Extracted text ::
Formulation Approaches to Colon Delivery: an Overview

Oral colon delivery systems are currently under investigation as a strategy to enable effective and well-tolerated treatments for large bowel pathologies and possibly enhance the intestinal absorption of peptides and proteins. A variety of approaches have been attempted to design and manufacture advanced formulations for site-controlled release to colon. Such approaches are generally based on the use of polymeric coatings or matrices, which may be susceptible to microbial degradation, pH-dependent dissolution or mechanical disruption when the dosage form is positioned in the colon, or simply delay the onset of release throughout the small bowel. Microbiota-activated formulations have primarily been obtained from naturally-occurring polysaccharides in admixture with insoluble structuring excipients. Alternatively, synthetic azo compounds have been employed. pH-sensitive delivery systems are expected to respond to pH changes in the lower intestine, such as the rise generally observed in the terminal ileum and distal colon or the relatively slight acidification of caecal contents by bacterial fermentation products. Pressure-dependent devices would break up as a result of an increase in the intraluminal pressure that solid substrates may perceive in the large intestine. Finally, time-dependent dosage forms are intended to undergo programmed erosion, rupture or enhanced permeability phenomena, thus deferring the onset of release regardless of the aforementioned physiological variables. In this presentation, the overall rationales and strategies behind the design of oral colon delivery systems are outlined and discussed.

Supplied entries ::
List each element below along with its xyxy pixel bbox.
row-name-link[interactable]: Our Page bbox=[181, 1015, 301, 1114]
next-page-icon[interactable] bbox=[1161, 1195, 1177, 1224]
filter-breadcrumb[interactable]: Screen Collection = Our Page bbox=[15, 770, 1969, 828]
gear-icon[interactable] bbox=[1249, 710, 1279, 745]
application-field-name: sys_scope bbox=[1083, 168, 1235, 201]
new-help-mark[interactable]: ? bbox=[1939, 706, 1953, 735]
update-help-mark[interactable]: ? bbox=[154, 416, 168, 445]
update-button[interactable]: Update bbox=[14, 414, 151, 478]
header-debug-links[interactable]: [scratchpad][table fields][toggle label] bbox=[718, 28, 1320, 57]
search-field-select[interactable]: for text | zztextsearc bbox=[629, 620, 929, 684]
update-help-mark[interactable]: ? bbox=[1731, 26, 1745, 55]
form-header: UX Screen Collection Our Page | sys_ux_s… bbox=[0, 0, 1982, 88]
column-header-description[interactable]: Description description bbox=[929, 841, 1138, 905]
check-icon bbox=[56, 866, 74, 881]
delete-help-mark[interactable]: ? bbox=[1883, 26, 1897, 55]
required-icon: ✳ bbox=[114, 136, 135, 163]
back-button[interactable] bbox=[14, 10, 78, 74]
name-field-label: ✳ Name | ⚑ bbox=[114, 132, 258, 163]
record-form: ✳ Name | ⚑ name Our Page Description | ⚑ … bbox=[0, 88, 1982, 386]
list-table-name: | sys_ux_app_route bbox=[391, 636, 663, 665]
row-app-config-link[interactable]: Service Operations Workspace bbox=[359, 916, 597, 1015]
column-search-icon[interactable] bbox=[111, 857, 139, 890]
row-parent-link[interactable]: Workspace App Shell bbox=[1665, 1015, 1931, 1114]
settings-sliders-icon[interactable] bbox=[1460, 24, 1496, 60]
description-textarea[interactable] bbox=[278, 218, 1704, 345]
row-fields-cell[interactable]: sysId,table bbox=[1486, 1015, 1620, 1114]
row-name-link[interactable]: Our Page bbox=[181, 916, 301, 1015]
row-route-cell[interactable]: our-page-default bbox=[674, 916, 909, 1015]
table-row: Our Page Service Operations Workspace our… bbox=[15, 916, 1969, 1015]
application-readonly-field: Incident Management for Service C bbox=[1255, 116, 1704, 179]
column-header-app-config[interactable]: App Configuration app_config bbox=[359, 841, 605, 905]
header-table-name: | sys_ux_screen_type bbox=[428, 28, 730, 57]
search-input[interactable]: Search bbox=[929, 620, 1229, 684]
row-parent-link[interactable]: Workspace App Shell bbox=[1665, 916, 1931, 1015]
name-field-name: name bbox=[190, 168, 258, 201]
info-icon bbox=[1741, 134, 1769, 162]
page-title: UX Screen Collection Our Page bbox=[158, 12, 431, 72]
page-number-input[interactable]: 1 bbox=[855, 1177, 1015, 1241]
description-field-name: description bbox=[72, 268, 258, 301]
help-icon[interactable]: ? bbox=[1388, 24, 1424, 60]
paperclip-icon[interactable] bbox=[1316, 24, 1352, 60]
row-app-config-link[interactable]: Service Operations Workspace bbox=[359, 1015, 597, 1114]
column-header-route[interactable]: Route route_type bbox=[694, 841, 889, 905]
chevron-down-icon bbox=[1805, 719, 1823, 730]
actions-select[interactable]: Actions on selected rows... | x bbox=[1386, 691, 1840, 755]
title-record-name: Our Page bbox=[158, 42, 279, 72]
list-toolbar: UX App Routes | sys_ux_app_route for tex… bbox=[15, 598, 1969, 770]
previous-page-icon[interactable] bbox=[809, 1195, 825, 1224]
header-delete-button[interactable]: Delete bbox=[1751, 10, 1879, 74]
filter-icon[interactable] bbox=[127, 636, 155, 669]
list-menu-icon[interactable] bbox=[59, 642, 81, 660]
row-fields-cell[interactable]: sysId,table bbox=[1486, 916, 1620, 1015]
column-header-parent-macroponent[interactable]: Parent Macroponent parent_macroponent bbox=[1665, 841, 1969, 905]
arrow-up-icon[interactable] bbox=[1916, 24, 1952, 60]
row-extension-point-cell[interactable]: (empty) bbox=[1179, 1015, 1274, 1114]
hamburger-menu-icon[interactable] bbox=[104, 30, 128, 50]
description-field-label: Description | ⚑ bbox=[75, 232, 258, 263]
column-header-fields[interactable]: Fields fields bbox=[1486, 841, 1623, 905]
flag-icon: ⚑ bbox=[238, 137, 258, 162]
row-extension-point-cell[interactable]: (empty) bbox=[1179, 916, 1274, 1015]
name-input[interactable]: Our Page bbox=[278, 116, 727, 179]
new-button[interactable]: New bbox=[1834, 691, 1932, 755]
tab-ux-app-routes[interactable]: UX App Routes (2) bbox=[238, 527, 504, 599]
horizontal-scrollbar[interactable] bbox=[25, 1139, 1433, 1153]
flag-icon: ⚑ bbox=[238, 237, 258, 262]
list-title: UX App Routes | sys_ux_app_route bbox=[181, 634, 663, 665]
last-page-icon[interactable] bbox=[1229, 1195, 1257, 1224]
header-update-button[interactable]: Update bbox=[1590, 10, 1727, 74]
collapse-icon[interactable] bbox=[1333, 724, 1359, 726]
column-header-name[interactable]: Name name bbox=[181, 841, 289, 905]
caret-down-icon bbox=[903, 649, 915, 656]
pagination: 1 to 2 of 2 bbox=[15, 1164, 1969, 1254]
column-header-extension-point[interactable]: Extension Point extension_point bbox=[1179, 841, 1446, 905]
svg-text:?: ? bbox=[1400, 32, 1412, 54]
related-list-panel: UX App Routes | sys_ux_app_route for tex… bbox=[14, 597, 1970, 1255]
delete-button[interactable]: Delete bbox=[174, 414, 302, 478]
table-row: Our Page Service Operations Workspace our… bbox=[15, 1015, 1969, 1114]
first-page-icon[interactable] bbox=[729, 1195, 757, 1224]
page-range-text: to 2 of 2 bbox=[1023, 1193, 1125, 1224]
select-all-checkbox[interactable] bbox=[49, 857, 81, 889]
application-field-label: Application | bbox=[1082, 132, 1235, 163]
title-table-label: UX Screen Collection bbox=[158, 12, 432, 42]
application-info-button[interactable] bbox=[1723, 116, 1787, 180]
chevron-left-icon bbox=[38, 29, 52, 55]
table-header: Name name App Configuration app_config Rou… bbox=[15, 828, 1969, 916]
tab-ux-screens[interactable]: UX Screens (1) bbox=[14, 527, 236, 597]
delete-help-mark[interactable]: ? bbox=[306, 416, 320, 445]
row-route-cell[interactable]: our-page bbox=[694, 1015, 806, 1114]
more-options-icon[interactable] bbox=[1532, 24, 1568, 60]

Exercise details :: Using the colon delivery overview, explain in one to three sentences why pressure-dependent devices would break up in the large intestine. The listing has nothing to do with the colon delivery overview.

Result :: They would break up because of an increase in the intraluminal pressure that solid substrates may perceive in the large intestine.